### Given problem
Extract the complete listing and output it unchanged.

### Part of a data file
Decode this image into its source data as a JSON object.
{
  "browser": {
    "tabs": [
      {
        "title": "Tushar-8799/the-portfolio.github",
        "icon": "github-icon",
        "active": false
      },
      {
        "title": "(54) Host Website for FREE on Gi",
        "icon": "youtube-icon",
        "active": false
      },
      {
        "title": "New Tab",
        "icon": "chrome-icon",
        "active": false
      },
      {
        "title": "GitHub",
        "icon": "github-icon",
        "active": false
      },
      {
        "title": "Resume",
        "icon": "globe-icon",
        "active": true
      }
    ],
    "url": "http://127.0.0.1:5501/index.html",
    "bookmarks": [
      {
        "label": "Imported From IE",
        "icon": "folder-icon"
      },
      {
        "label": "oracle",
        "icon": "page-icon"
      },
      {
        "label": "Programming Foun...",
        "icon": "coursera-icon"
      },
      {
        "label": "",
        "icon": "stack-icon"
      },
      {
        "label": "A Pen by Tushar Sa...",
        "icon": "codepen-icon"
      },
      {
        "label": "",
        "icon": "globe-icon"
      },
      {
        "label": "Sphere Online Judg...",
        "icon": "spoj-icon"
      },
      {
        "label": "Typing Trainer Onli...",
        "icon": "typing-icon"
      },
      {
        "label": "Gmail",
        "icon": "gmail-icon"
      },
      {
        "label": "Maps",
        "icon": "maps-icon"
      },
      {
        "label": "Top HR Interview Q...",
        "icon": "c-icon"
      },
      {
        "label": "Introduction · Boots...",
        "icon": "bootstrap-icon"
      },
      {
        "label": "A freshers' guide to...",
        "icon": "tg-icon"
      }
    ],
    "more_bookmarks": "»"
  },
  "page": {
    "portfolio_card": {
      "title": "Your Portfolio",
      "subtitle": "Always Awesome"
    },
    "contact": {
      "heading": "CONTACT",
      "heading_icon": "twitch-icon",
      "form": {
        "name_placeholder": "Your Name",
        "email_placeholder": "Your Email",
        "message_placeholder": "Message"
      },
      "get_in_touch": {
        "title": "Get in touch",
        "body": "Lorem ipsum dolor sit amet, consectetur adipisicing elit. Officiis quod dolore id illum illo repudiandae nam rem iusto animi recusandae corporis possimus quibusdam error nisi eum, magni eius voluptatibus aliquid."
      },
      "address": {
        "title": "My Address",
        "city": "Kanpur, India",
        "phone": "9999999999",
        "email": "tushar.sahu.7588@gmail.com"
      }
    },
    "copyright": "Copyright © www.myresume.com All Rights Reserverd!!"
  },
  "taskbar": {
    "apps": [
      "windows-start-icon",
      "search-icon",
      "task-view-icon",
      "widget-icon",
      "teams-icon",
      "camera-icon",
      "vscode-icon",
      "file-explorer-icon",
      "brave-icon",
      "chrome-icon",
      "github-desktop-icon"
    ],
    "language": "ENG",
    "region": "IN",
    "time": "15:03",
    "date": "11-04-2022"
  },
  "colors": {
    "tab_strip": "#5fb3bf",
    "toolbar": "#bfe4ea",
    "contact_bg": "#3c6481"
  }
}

### Finished answer
Decode this image into its source data as a JSON object.
{
  "browser": {
    "tabs": [
      {
        "title": "Tushar-8799/the-portfolio.github",
        "icon": "github-icon",
        "active": false
      },
      {
        "title": "(54) Host Website for FREE on Gi",
        "icon": "youtube-icon",
        "active": false
      },
      {
        "title": "New Tab",
        "icon": "chrome-icon",
        "active": false
      },
      {
        "title": "GitHub",
        "icon": "github-icon",
        "active": false
      },
      {
        "title": "Resume",
        "icon": "globe-icon",
        "active": true
      }
    ],
    "url": "http://127.0.0.1:5501/index.html",
    "bookmarks": [
      {
        "label": "Imported From IE",
        "icon": "folder-icon"
      },
      {
        "label": "oracle",
        "icon": "page-icon"
      },
      {
        "label": "Programming Foun...",
        "icon": "coursera-icon"
      },
      {
        "label": "",
        "icon": "stack-icon"
      },
      {
        "label": "A Pen by Tushar Sa...",
        "icon": "codepen-icon"
      },
      {
        "label": "",
        "icon": "globe-icon"
      },
      {
        "label": "Sphere Online Judg...",
        "icon": "spoj-icon"
      },
      {
        "label": "Typing Trainer Onli...",
        "icon": "typing-icon"
      },
      {
        "label": "Gmail",
        "icon": "gmail-icon"
      },
      {
        "label": "Maps",
        "icon": "maps-icon"
      },
      {
        "label": "Top HR Interview Q...",
        "icon": "c-icon"
      },
      {
        "label": "Introduction · Boots...",
        "icon": "bootstrap-icon"
      },
      {
        "label": "A freshers' guide to...",
        "icon": "tg-icon"
      }
    ],
    "more_bookmarks": "»"
  },
  "page": {
    "portfolio_card": {
      "title": "Your Portfolio",
      "subtitle": "Always Awesome"
    },
    "contact": {
      "heading": "CONTACT",
      "heading_icon": "twitch-icon",
      "form": {
        "name_placeholder": "Your Name",
        "email_placeholder": "Your Email",
        "message_placeholder": "Message"
      },
      "get_in_touch": {
        "title": "Get in touch",
        "body": "Lorem ipsum dolor sit amet, consectetur adipisicing elit. Officiis quod dolore id illum illo repudiandae nam rem iusto animi recusandae corporis possimus quibusdam error nisi eum, magni eius voluptatibus aliquid."
      },
      "address": {
        "title": "My Address",
        "city": "Kanpur, India",
        "phone": "9999999999",
        "email": "tushar.sahu.7588@gmail.com"
      }
    },
    "copyright": "Copyright © www.myresume.com All Rights Reserverd!!"
  },
  "taskbar": {
    "apps": [
      "windows-start-icon",
      "search-icon",
      "task-view-icon",
      "widget-icon",
      "teams-icon",
      "camera-icon",
      "vscode-icon",
      "file-explorer-icon",
      "brave-icon",
      "chrome-icon",
      "github-desktop-icon"
    ],
    "language": "ENG",
    "region": "IN",
    "time": "15:03",
    "date": "11-04-2022"
  },
  "colors": {
    "tab_strip": "#5fb3bf",
    "toolbar": "#bfe4ea",
    "contact_bg": "#3c6481"
  }
}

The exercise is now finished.